** start Listed entries **

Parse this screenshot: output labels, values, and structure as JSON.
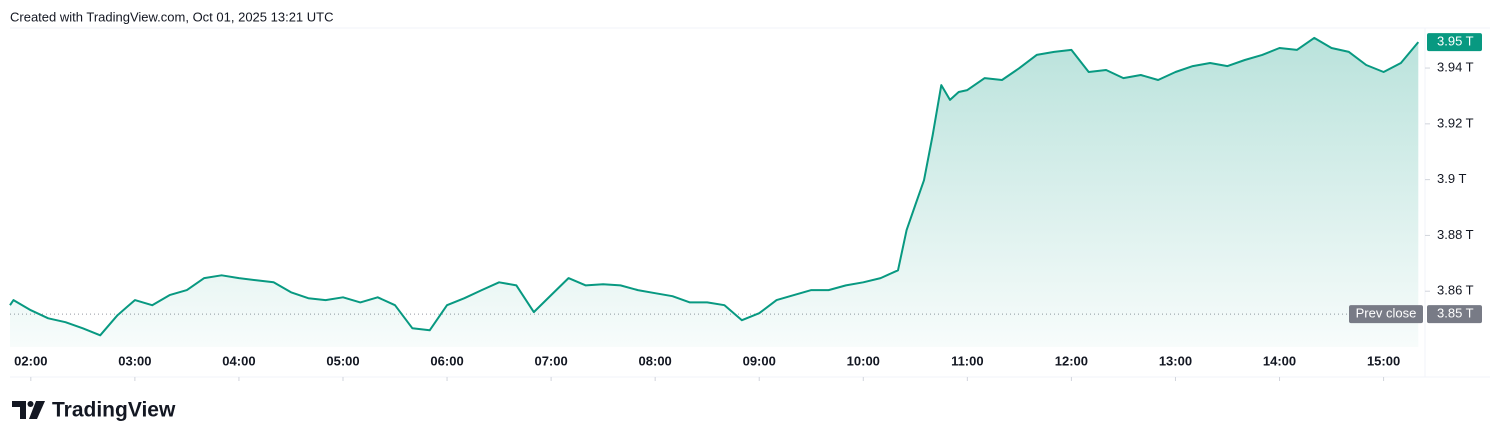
{
  "header": "Created with TradingView.com, Oct 01, 2025 13:21 UTC",
  "footer": "TradingView",
  "chart_data": {
    "type": "area",
    "color": "#089981",
    "x": [
      "01:48",
      "01:50",
      "02:00",
      "02:10",
      "02:20",
      "02:30",
      "02:40",
      "02:50",
      "03:00",
      "03:10",
      "03:20",
      "03:30",
      "03:40",
      "03:50",
      "04:00",
      "04:10",
      "04:20",
      "04:30",
      "04:40",
      "04:50",
      "05:00",
      "05:10",
      "05:20",
      "05:30",
      "05:40",
      "05:50",
      "06:00",
      "06:10",
      "06:20",
      "06:30",
      "06:40",
      "06:50",
      "07:00",
      "07:10",
      "07:20",
      "07:30",
      "07:40",
      "07:50",
      "08:00",
      "08:10",
      "08:20",
      "08:30",
      "08:40",
      "08:50",
      "09:00",
      "09:10",
      "09:20",
      "09:30",
      "09:40",
      "09:50",
      "10:00",
      "10:10",
      "10:20",
      "10:25",
      "10:30",
      "10:35",
      "10:40",
      "10:45",
      "10:50",
      "10:55",
      "11:00",
      "11:10",
      "11:20",
      "11:30",
      "11:40",
      "11:50",
      "12:00",
      "12:10",
      "12:20",
      "12:30",
      "12:40",
      "12:50",
      "13:00",
      "13:10",
      "13:20",
      "13:30",
      "13:40",
      "13:50",
      "14:00",
      "14:10",
      "14:20",
      "14:30",
      "14:40",
      "14:50",
      "15:00",
      "15:10",
      "15:20"
    ],
    "values": [
      3.855,
      3.8568,
      3.8532,
      3.8503,
      3.8489,
      3.8467,
      3.8442,
      3.8514,
      3.8568,
      3.855,
      3.8586,
      3.8604,
      3.8647,
      3.8657,
      3.8647,
      3.8639,
      3.8632,
      3.8596,
      3.8575,
      3.8568,
      3.8578,
      3.856,
      3.8578,
      3.855,
      3.8467,
      3.846,
      3.855,
      3.8575,
      3.8604,
      3.8632,
      3.8621,
      3.8525,
      3.8586,
      3.8647,
      3.8621,
      3.8625,
      3.8621,
      3.8604,
      3.8593,
      3.8582,
      3.856,
      3.856,
      3.855,
      3.8496,
      3.8521,
      3.8568,
      3.8586,
      3.8604,
      3.8604,
      3.8621,
      3.8632,
      3.8647,
      3.8675,
      3.8819,
      3.8909,
      3.8998,
      3.916,
      3.9339,
      3.9286,
      3.9314,
      3.9321,
      3.9364,
      3.9357,
      3.94,
      3.9447,
      3.9458,
      3.9465,
      3.9386,
      3.9393,
      3.9364,
      3.9375,
      3.9357,
      3.9386,
      3.9407,
      3.9418,
      3.9407,
      3.9429,
      3.9447,
      3.9472,
      3.9465,
      3.9508,
      3.9472,
      3.9458,
      3.9411,
      3.9386,
      3.9418,
      3.9493
    ],
    "xlim": [
      "01:48",
      "15:21"
    ],
    "xticks": [
      "02:00",
      "03:00",
      "04:00",
      "05:00",
      "06:00",
      "07:00",
      "08:00",
      "09:00",
      "10:00",
      "11:00",
      "12:00",
      "13:00",
      "14:00",
      "15:00"
    ],
    "ylim": [
      3.84,
      3.954
    ],
    "yticks": [
      {
        "value": 3.86,
        "label": "3.86 T"
      },
      {
        "value": 3.88,
        "label": "3.88 T"
      },
      {
        "value": 3.9,
        "label": "3.9 T"
      },
      {
        "value": 3.92,
        "label": "3.92 T"
      },
      {
        "value": 3.94,
        "label": "3.94 T"
      }
    ],
    "last_price": {
      "value": 3.9493,
      "label": "3.95 T"
    },
    "prev_close": {
      "value": 3.8518,
      "label": "3.85 T",
      "text": "Prev close"
    }
  }
}
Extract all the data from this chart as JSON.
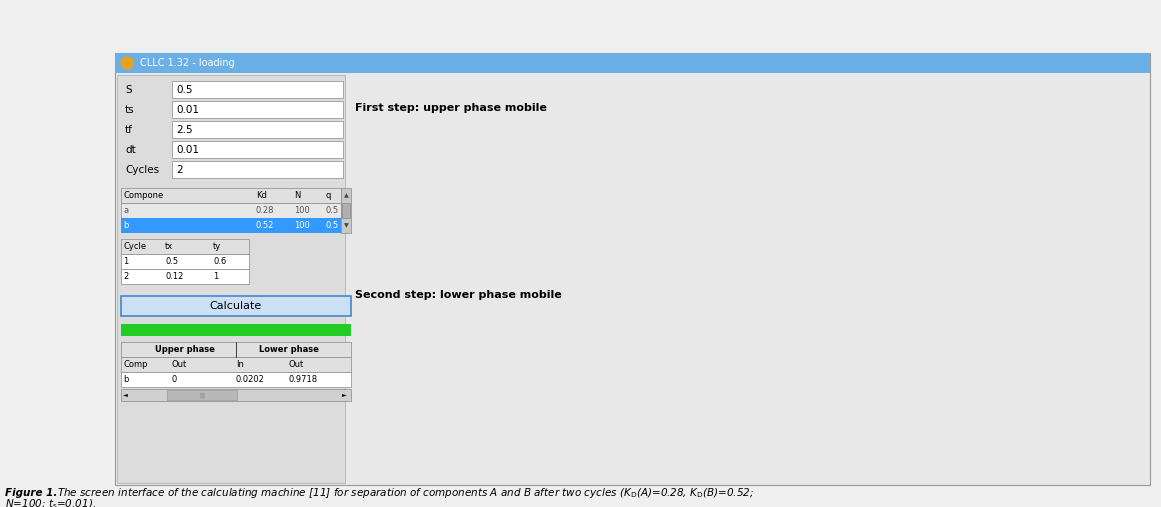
{
  "fig_width": 11.61,
  "fig_height": 5.07,
  "dpi": 100,
  "bg_color": "#f0f0f0",
  "win_bg": "#e8e8e8",
  "left_panel_bg": "#d9d9d9",
  "white": "#ffffff",
  "title_bar_color": "#6aafe6",
  "blue_row": "#3399ff",
  "green_bar": "#22cc22",
  "grid_color": "#888888",
  "grid_style": ":",
  "label_fields": [
    {
      "label": "S",
      "value": "0.5"
    },
    {
      "label": "ts",
      "value": "0.01"
    },
    {
      "label": "tf",
      "value": "2.5"
    },
    {
      "label": "dt",
      "value": "0.01"
    },
    {
      "label": "Cycles",
      "value": "2"
    }
  ],
  "comp_table_header": [
    "Compone",
    "Kd",
    "N",
    "q"
  ],
  "comp_row_a": [
    "a",
    "0.28",
    "100",
    "0.5"
  ],
  "comp_row_b": [
    "b",
    "0.52",
    "100",
    "0.5"
  ],
  "cycle_header": [
    "Cycle",
    "tx",
    "ty"
  ],
  "cycle_row1": [
    "1",
    "0.5",
    "0.6"
  ],
  "cycle_row2": [
    "2",
    "0.12",
    "1"
  ],
  "lower_header": [
    "Upper phase",
    "Lower phase"
  ],
  "lower_subheader": [
    "Comp",
    "Out",
    "In",
    "Out"
  ],
  "lower_row": [
    "b",
    "0",
    "0.0202",
    "0.9718"
  ],
  "first_step_title": "First step: upper phase mobile",
  "second_step_title": "Second step: lower phase mobile",
  "caption_bold": "Figure 1.",
  "caption_italic": " The screen interface of the calculating machine [11] for separation of components A and B after two cycles (K",
  "caption_line2": "N=100; t",
  "caption_sub": "s",
  "caption_end": "=0.01).",
  "KD_part": "D",
  "caption_middle": "(A)=0.28, K",
  "caption_middle2": "(B)=0.52;"
}
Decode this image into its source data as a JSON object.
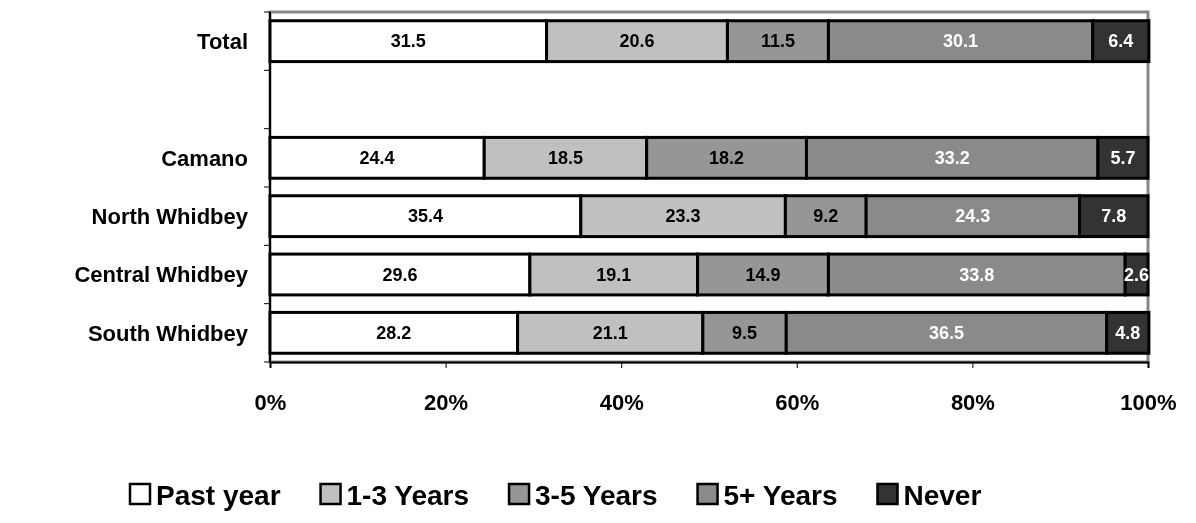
{
  "chart_data": {
    "type": "bar",
    "orientation": "horizontal",
    "stacked": true,
    "data_labels": true,
    "legend": "bottom",
    "grid": false,
    "categories": [
      "Total",
      null,
      "Camano",
      "North Whidbey",
      "Central Whidbey",
      "South Whidbey"
    ],
    "xlim": [
      0,
      100
    ],
    "xticks": [
      {
        "value": 0,
        "label": "0%"
      },
      {
        "value": 20,
        "label": "20%"
      },
      {
        "value": 40,
        "label": "40%"
      },
      {
        "value": 60,
        "label": "60%"
      },
      {
        "value": 80,
        "label": "80%"
      },
      {
        "value": 100,
        "label": "100%"
      }
    ],
    "series": [
      {
        "name": "Past year",
        "color": "#ffffff",
        "values": [
          31.5,
          null,
          24.4,
          35.4,
          29.6,
          28.2
        ]
      },
      {
        "name": "1-3 Years",
        "color": "#c0c0c0",
        "values": [
          20.6,
          null,
          18.5,
          23.3,
          19.1,
          21.1
        ]
      },
      {
        "name": "3-5 Years",
        "color": "#969696",
        "values": [
          11.5,
          null,
          18.2,
          9.2,
          14.9,
          9.5
        ]
      },
      {
        "name": "5+ Years",
        "color": "#8a8a8a",
        "values": [
          30.1,
          null,
          33.2,
          24.3,
          33.8,
          36.5
        ]
      },
      {
        "name": "Never",
        "color": "#333333",
        "values": [
          6.4,
          null,
          5.7,
          7.8,
          2.6,
          4.8
        ]
      }
    ]
  }
}
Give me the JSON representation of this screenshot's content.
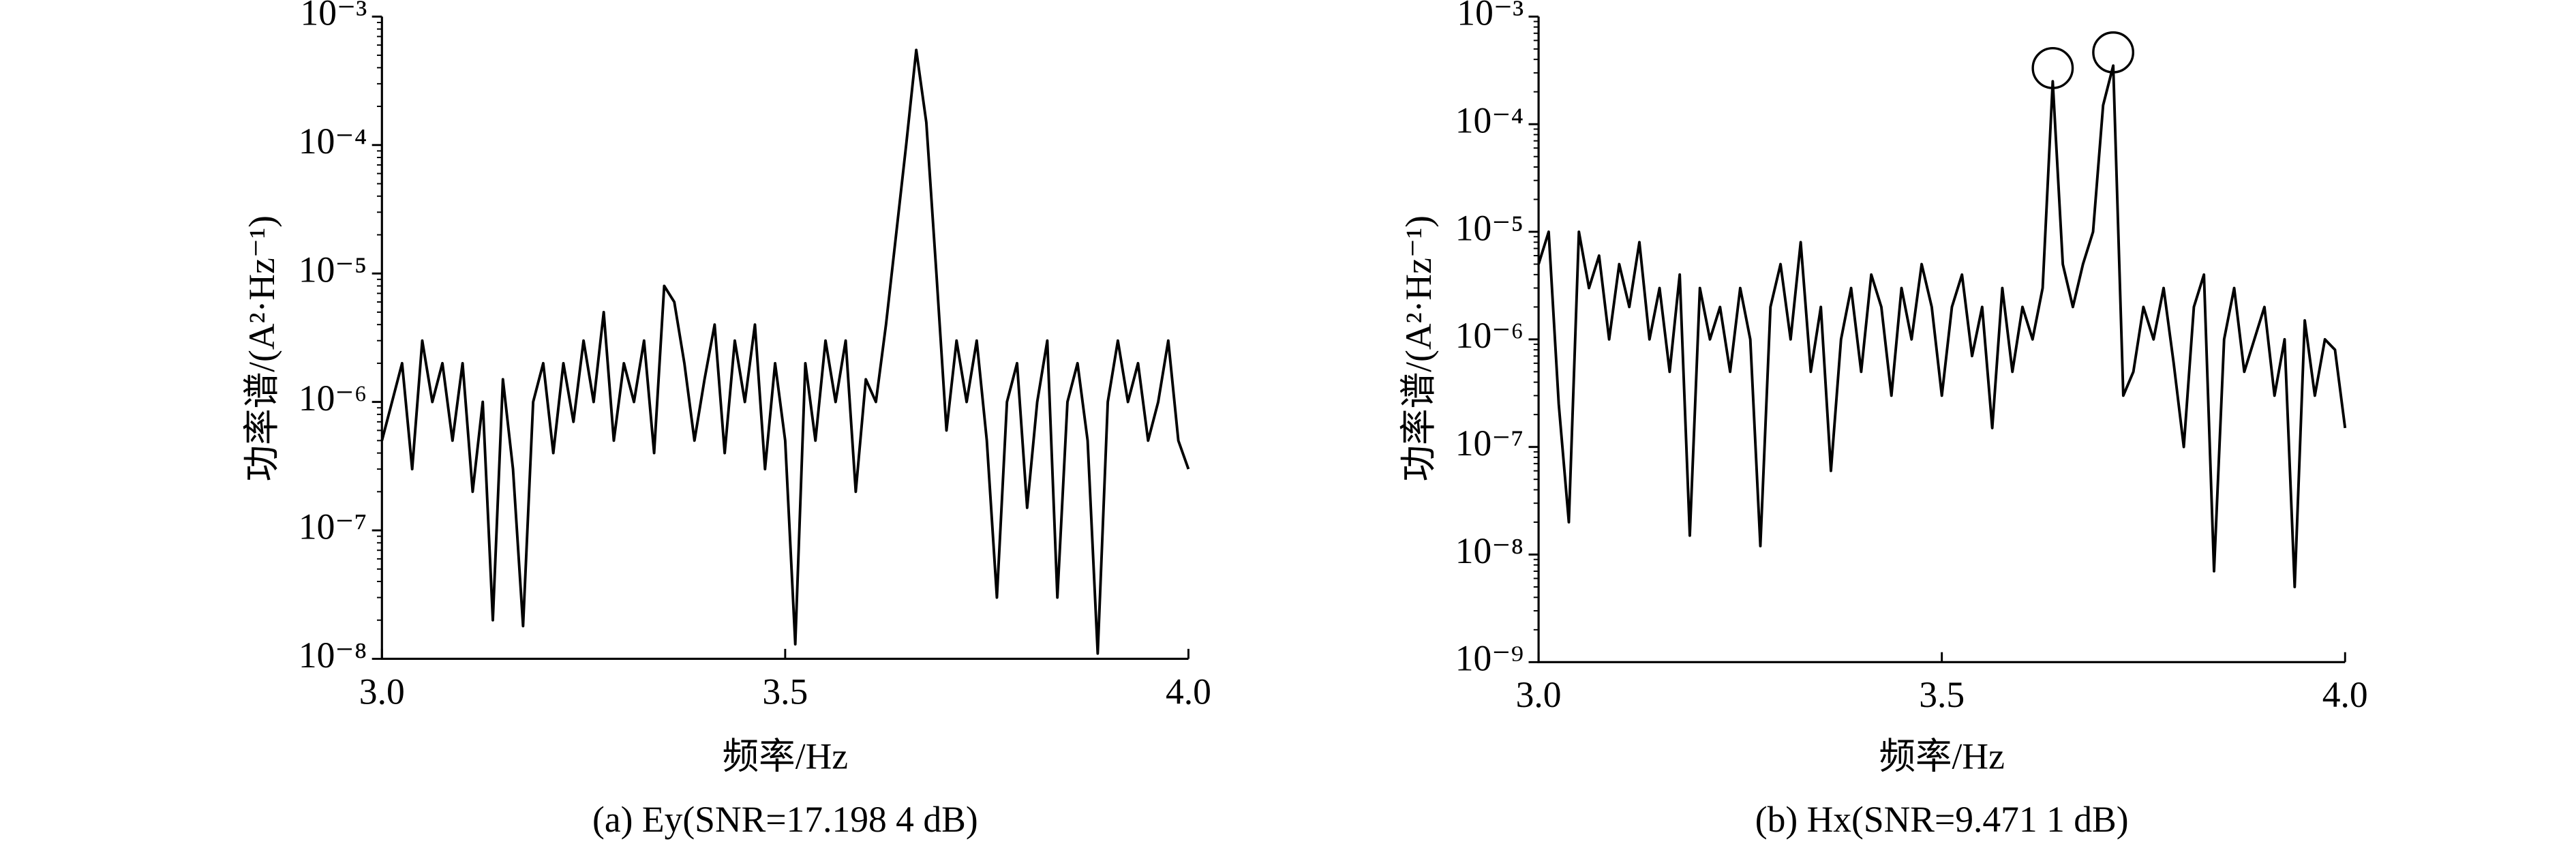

** end Listed entries **

--- Required task ---
In the entries above, find each line with the word "Whidbey" and show it.

--- The completed task ---
      "North Whidbey",
      "Central Whidbey",
      "South Whidbey"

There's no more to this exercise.